Work required:
Retype the lines from the one containing "info-icon: [193, 164, 206, 177]" through the one containing "chevron-up-icon: [764, 55, 776, 67]", both included, with no changes.

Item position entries
::::::

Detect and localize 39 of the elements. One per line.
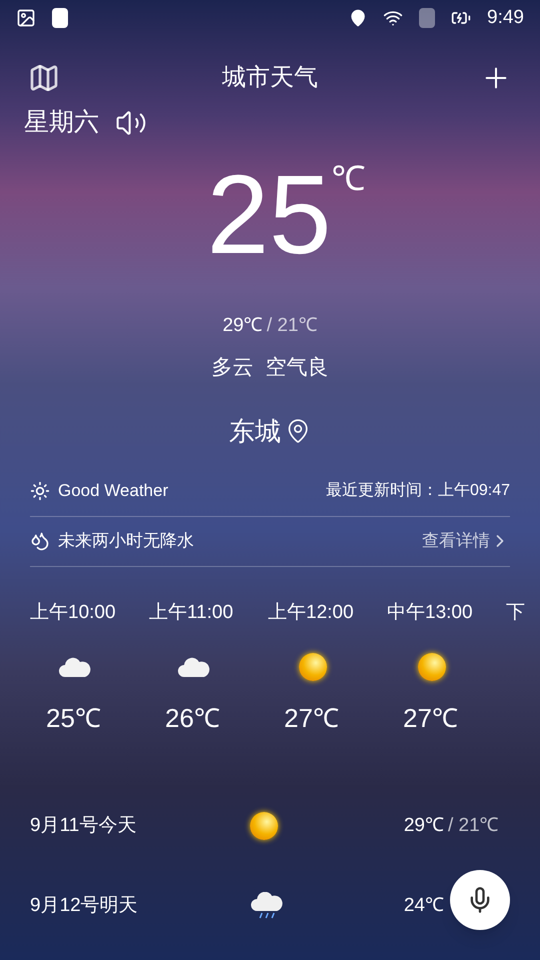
sun-icon — [418, 653, 446, 681]
hour-temperature: 27℃ — [284, 702, 339, 735]
weather-summary: Good Weather — [58, 480, 168, 502]
hour-label: 上午11:00 — [149, 600, 234, 624]
hour-label: 上午12:00 — [268, 600, 354, 624]
sun-icon — [299, 653, 327, 681]
day-high-temperature: 29℃ — [404, 814, 444, 838]
hour-label: 中午13:00 — [387, 600, 473, 624]
high-temperature: 29℃ — [222, 314, 263, 338]
temperature-unit: ℃ — [331, 158, 366, 200]
hour-temperature: 26℃ — [165, 702, 220, 735]
current-temperature: 25 — [206, 150, 332, 278]
day-date: 9月12号明天 — [30, 894, 139, 918]
image-icon — [16, 8, 36, 28]
sun-outline-icon — [30, 481, 50, 501]
sun-icon — [250, 812, 278, 840]
hour-temperature: 27℃ — [403, 702, 458, 735]
cloud-icon — [177, 656, 211, 678]
rain-cloud-icon — [250, 892, 284, 920]
status-time: 9:49 — [487, 6, 524, 30]
droplets-icon — [30, 531, 50, 551]
day-date: 9月11号今天 — [30, 814, 138, 838]
weather-condition: 多云 — [212, 355, 254, 381]
weekday-label: 星期六 — [24, 107, 99, 138]
day-high-temperature: 24℃ — [404, 894, 444, 918]
day-low-temperature: / 21℃ — [448, 814, 499, 838]
city-name: 东城 — [229, 414, 281, 448]
hour-label: 下 — [506, 600, 525, 624]
location-icon — [349, 9, 368, 27]
details-link[interactable]: 查看详情 — [422, 528, 510, 554]
hour-label: 上午10:00 — [30, 600, 116, 624]
page-title: 城市天气 — [222, 63, 318, 93]
cloud-icon — [58, 656, 92, 678]
map-button[interactable] — [28, 62, 60, 94]
air-quality: 空气良 — [266, 355, 328, 381]
update-time: 最近更新时间：上午09:47 — [326, 480, 510, 501]
hour-temperature: 25℃ — [46, 702, 101, 735]
precipitation-text: 未来两小时无降水 — [58, 530, 194, 552]
low-temperature: / 21℃ — [266, 314, 318, 338]
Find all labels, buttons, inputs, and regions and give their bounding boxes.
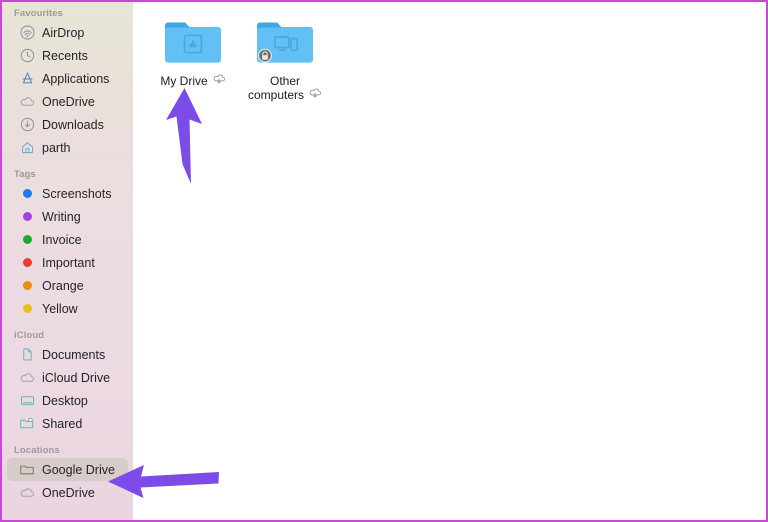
file-item-my-drive[interactable]: My Drive (147, 16, 239, 88)
tag-dot-icon (19, 301, 35, 317)
folder-icon (19, 462, 35, 478)
cloud-download-icon (212, 74, 226, 88)
sidebar-item-label: OneDrive (42, 485, 95, 500)
sidebar-section-tags: Tags Screenshots Writing Invoice Importa… (2, 159, 133, 320)
sidebar-item-tag-yellow[interactable]: Yellow (7, 297, 128, 320)
section-header-tags: Tags (14, 169, 36, 180)
clock-icon (19, 48, 35, 64)
other-computers-folder-icon (254, 16, 316, 68)
sidebar-item-label: Yellow (42, 301, 78, 316)
sidebar-item-label: parth (42, 140, 71, 155)
sidebar-item-tag-screenshots[interactable]: Screenshots (7, 182, 128, 205)
cloud-icon (19, 485, 35, 501)
file-item-name: My Drive (160, 74, 208, 88)
sidebar-item-airdrop[interactable]: AirDrop (7, 21, 128, 44)
sidebar-item-onedrive-loc[interactable]: OneDrive (7, 481, 128, 504)
airdrop-icon (19, 25, 35, 41)
sidebar-item-label: iCloud Drive (42, 370, 111, 385)
sidebar-item-tag-writing[interactable]: Writing (7, 205, 128, 228)
section-header-favourites: Favourites (14, 8, 64, 19)
sidebar-item-downloads[interactable]: Downloads (7, 113, 128, 136)
sidebar-section-favourites: Favourites AirDrop Recents Applications … (2, 2, 133, 159)
sidebar-item-parth[interactable]: parth (7, 136, 128, 159)
sidebar-item-label: OneDrive (42, 94, 95, 109)
applications-icon (19, 71, 35, 87)
sidebar-item-label: Invoice (42, 232, 82, 247)
cloud-icon (19, 370, 35, 386)
cloud-download-icon (308, 88, 322, 102)
tag-dot-icon (19, 255, 35, 271)
sidebar-item-icloud-drive[interactable]: iCloud Drive (7, 366, 128, 389)
sidebar-item-label: AirDrop (42, 25, 85, 40)
sidebar-item-desktop[interactable]: Desktop (7, 389, 128, 412)
shared-folder-icon (19, 416, 35, 432)
sidebar-item-label: Google Drive (42, 462, 115, 477)
sidebar-item-tag-invoice[interactable]: Invoice (7, 228, 128, 251)
section-header-locations: Locations (14, 445, 60, 456)
sidebar-item-label: Recents (42, 48, 88, 63)
sidebar-item-label: Documents (42, 347, 106, 362)
tag-dot-icon (19, 278, 35, 294)
sidebar-item-label: Orange (42, 278, 84, 293)
sidebar-item-recents[interactable]: Recents (7, 44, 128, 67)
sidebar: Favourites AirDrop Recents Applications … (2, 2, 133, 520)
desktop-icon (19, 393, 35, 409)
sidebar-item-label: Writing (42, 209, 81, 224)
sidebar-item-applications[interactable]: Applications (7, 67, 128, 90)
sidebar-item-shared[interactable]: Shared (7, 412, 128, 435)
google-drive-folder-icon (162, 16, 224, 68)
sidebar-item-label: Desktop (42, 393, 88, 408)
file-item-other-computers[interactable]: Other computers (239, 16, 331, 102)
icon-grid: My Drive Other computers (147, 16, 331, 102)
document-icon (19, 347, 35, 363)
file-browser-content[interactable]: My Drive Other computers (133, 2, 766, 520)
sidebar-item-label: Downloads (42, 117, 104, 132)
sidebar-item-tag-orange[interactable]: Orange (7, 274, 128, 297)
sidebar-item-label: Screenshots (42, 186, 112, 201)
sidebar-item-onedrive-fav[interactable]: OneDrive (7, 90, 128, 113)
file-item-caption: Other computers (242, 74, 328, 102)
finder-window: Favourites AirDrop Recents Applications … (0, 0, 768, 522)
downloads-icon (19, 117, 35, 133)
sidebar-item-google-drive[interactable]: Google Drive (7, 458, 128, 481)
home-icon (19, 140, 35, 156)
section-header-icloud: iCloud (14, 330, 45, 341)
tag-dot-icon (19, 186, 35, 202)
file-item-name-line2: computers (247, 88, 305, 102)
tag-dot-icon (19, 232, 35, 248)
sidebar-item-label: Shared (42, 416, 83, 431)
file-item-name-line1: Other (269, 74, 300, 88)
sidebar-section-locations: Locations Google Drive OneDrive (2, 435, 133, 504)
tag-dot-icon (19, 209, 35, 225)
sidebar-item-label: Important (42, 255, 95, 270)
sidebar-item-documents[interactable]: Documents (7, 343, 128, 366)
sidebar-item-tag-important[interactable]: Important (7, 251, 128, 274)
sidebar-section-icloud: iCloud Documents iCloud Drive Desktop Sh… (2, 320, 133, 435)
file-item-caption: My Drive (160, 74, 225, 88)
sidebar-item-label: Applications (42, 71, 110, 86)
cloud-icon (19, 94, 35, 110)
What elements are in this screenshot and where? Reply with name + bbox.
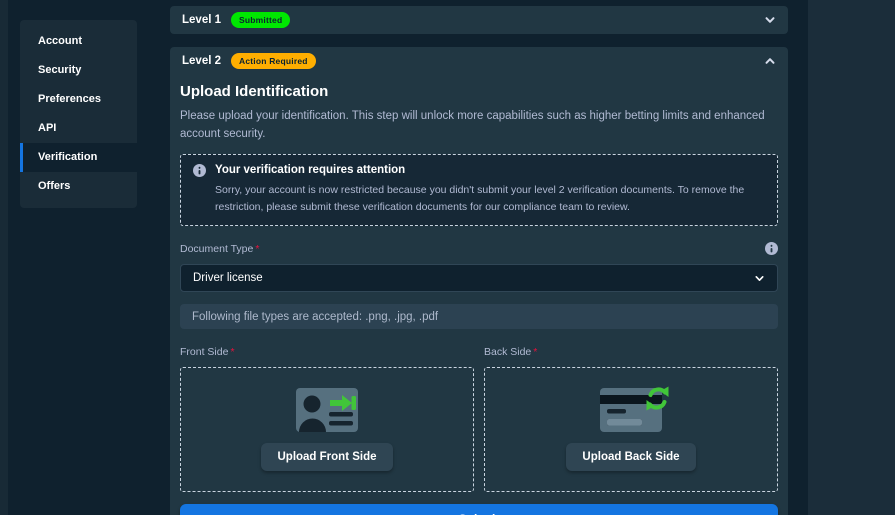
info-icon: [193, 164, 206, 177]
document-type-row: Document Type*: [180, 239, 778, 257]
document-type-selected-value: Driver license: [193, 272, 263, 284]
required-marker: *: [533, 346, 537, 358]
document-type-select[interactable]: Driver license: [180, 264, 778, 292]
verification-content: Level 1 Submitted Level 2 Action Require…: [170, 6, 788, 515]
document-type-info-icon[interactable]: [765, 242, 778, 255]
sidebar-item-api[interactable]: API: [20, 114, 137, 143]
id-card-front-icon: [296, 388, 358, 432]
chevron-up-icon: [764, 55, 776, 67]
file-types-note: Following file types are accepted: .png,…: [180, 304, 778, 329]
sidebar-item-verification[interactable]: Verification: [20, 143, 137, 172]
chevron-down-icon: [764, 14, 776, 26]
document-type-label: Document Type: [180, 243, 253, 255]
sidebar-item-security[interactable]: Security: [20, 56, 137, 85]
front-side-label: Front Side*: [180, 342, 474, 360]
level2-accordion-header[interactable]: Level 2 Action Required: [170, 47, 788, 75]
upload-front-side-button[interactable]: Upload Front Side: [261, 443, 392, 471]
left-edge-strip: [0, 0, 8, 515]
submit-button[interactable]: Submit: [180, 504, 778, 515]
warning-title: Your verification requires attention: [215, 164, 405, 176]
sidebar-item-offers[interactable]: Offers: [20, 172, 137, 201]
required-marker: *: [255, 243, 259, 255]
upload-grid: Front Side*: [180, 342, 778, 492]
level2-accordion: Level 2 Action Required Upload Identific…: [170, 47, 788, 515]
id-card-back-icon: [600, 388, 662, 432]
refresh-arrows-icon: [644, 385, 671, 412]
level1-status-badge: Submitted: [231, 12, 290, 28]
chevron-down-icon: [754, 273, 765, 284]
section-description: Please upload your identification. This …: [180, 107, 778, 144]
level2-status-badge: Action Required: [231, 53, 316, 69]
level1-accordion-header[interactable]: Level 1 Submitted: [170, 6, 788, 34]
verification-warning-box: Your verification requires attention Sor…: [180, 154, 778, 227]
verification-settings-page: Account Security Preferences API Verific…: [0, 0, 895, 515]
right-panel-strip: [808, 0, 895, 515]
level2-title: Level 2: [182, 55, 221, 67]
level1-title: Level 1: [182, 14, 221, 26]
warning-body: Sorry, your account is now restricted be…: [215, 182, 765, 216]
front-side-column: Front Side*: [180, 342, 474, 492]
required-marker: *: [230, 346, 234, 358]
sidebar-item-preferences[interactable]: Preferences: [20, 85, 137, 114]
back-side-label: Back Side*: [484, 342, 778, 360]
level2-body: Upload Identification Please upload your…: [170, 75, 788, 515]
back-side-dropzone[interactable]: Upload Back Side: [484, 367, 778, 492]
section-heading: Upload Identification: [180, 83, 778, 100]
front-side-dropzone[interactable]: Upload Front Side: [180, 367, 474, 492]
sidebar-item-account[interactable]: Account: [20, 27, 137, 56]
upload-back-side-button[interactable]: Upload Back Side: [566, 443, 695, 471]
settings-sidebar: Account Security Preferences API Verific…: [20, 20, 137, 208]
back-side-column: Back Side*: [484, 342, 778, 492]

::::::

Complete response:
info-icon: [193, 164, 206, 177]
document-type-row: Document Type*: [180, 239, 778, 257]
document-type-selected-value: Driver license: [193, 272, 263, 284]
required-marker: *: [533, 346, 537, 358]
document-type-select[interactable]: Driver license: [180, 264, 778, 292]
verification-content: Level 1 Submitted Level 2 Action Require…: [170, 6, 788, 515]
document-type-info-icon[interactable]: [765, 242, 778, 255]
sidebar-item-api[interactable]: API: [20, 114, 137, 143]
id-card-front-icon: [296, 388, 358, 432]
chevron-up-icon: [764, 55, 776, 67]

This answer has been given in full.